## Yazılı yönerge
Haber yayıncılarının dijital abonelik modellerini anlatan yazıyı son cümlesinden sonra sürdürün.

## Okunacak metin
—————

*Sarphan Uzunoğlu
Financial Times geçtiğimiz hafta, önümüzdeki yıl 1 milyon ücretli abone sınırını aşacağını açıkladı. Yapılan açıklamada, yayının şu anda 930 bin abonesi olduğu, bunlar arasındaki 740 bin aboneliğin ise dijital olduğu belirtildi. Açıklamada mevcut üyelik trendlerinin sürmesi hâlinde 1 milyon duvarının 2019 itibariyle aşılacağının öngörüldüğü söyleniyordu.
Elbette söz konusu Financial Times gibi bir yayın olduğunda, üyelik sayısının artması çok da beklenmedik değil. Bir kimliği olan, sunduğu içerik bağlamında özgün bir yayının zaten “satış sorunu” yaşamaması doğal. Ancak, Financial Times’ın açıklamasında önemli olan bir başka nokta vardı: Geçtiğimiz yıllarda ortalamada %7 seviyesinde seyreden dijital üyelik artışı bu yıl %11 düzeyine çıkmıştı.
Dijital abonelik modelleri, özellikle haber endüstrisinde şu aralar en çok yüklenilen modeller konumunda. New York Times, Guardian ve Washington Post gibi birçok yayıncı, dijital abonelik modellerini okurlara benimsetmek için farklı yöntemler deniyor. NYT kısıtlı sayıda makaleyi belirli bir zaman diliminde ücretsiz okuma hakkı sağlarken, örneğin Guardian ssürekli olarak destek olmak adına abone olmak gerektiğini anımsatıyor.

—————

## Kaynaktan alıntı
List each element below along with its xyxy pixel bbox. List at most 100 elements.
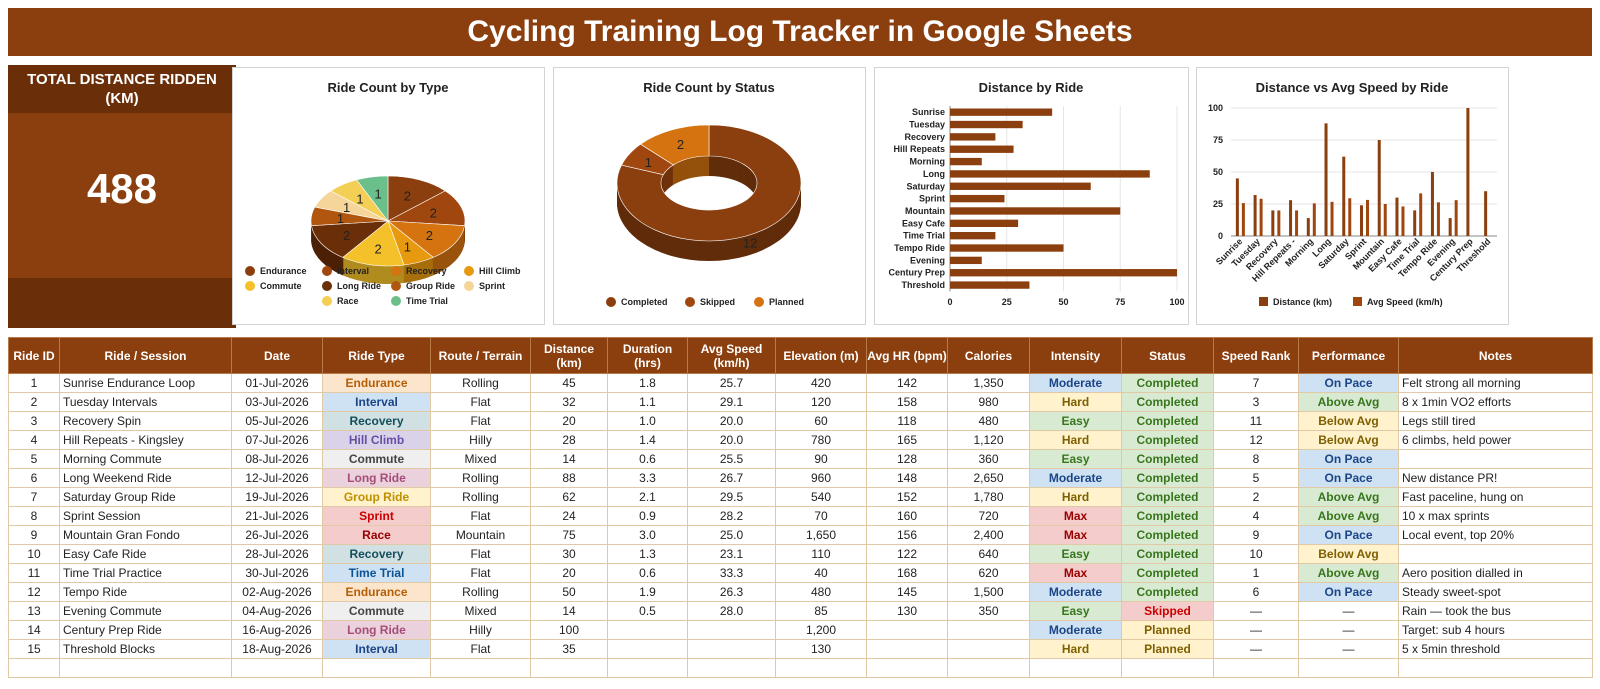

—————

## Alıştırma sonucu
Türkiye’de yaşanan “kâğıt krizi” ile ilgili son zamanlarda sıklıkla yazılıp çizilirken, kâğıdın ekolojik ve ekonomik anlamda yarattığı yükü ve işlevsizliğini tekrar ele alan gazeteler olacağı ortada.
Habertürk gibi “politik zorunluluklarla dijitalleşenler” başka bir konu olmakla birlikte, başta hükümetten ya da diğer majör siyasi partilerden destek almayan yayınlar olmak üzere zorunlu dijitalleşmenin başlayacağı ortada. Bunu zaten daha önce Basılı gazeteler nostalji mi oluyor? ve Gelenekselin varoluş savaşı: Dergiler ve dijitalleşme gibi yazılarda paylaşmıştım.
Bu yazıda meseleyi biraz daha açıp, alternatifleri nasıl yaratabileceğimizi tartışmaya çalışacağım.
Her şeyden önce, dijital abonelik söz konusu olduğunda “tek bir doğru” yok. Aynı kulvarda mücadele eden gazete ve dergiler dahi, birbirlerinden çok farklı abonelik sistemleri deniyor. Bu farklılık da bir tür zenginlik ve yayıncılar için “deney havuzu” oluşturuyor.
O nedenle önce reklamsız içerik için abonelik, premium içerik için abonelik ve tüm içerikler için abonelik diye tanımlanabilecek üçlü abonelik modellerini ele alacağım.
“Reklamsız içerik” ticari anlamda bir geri adım mı?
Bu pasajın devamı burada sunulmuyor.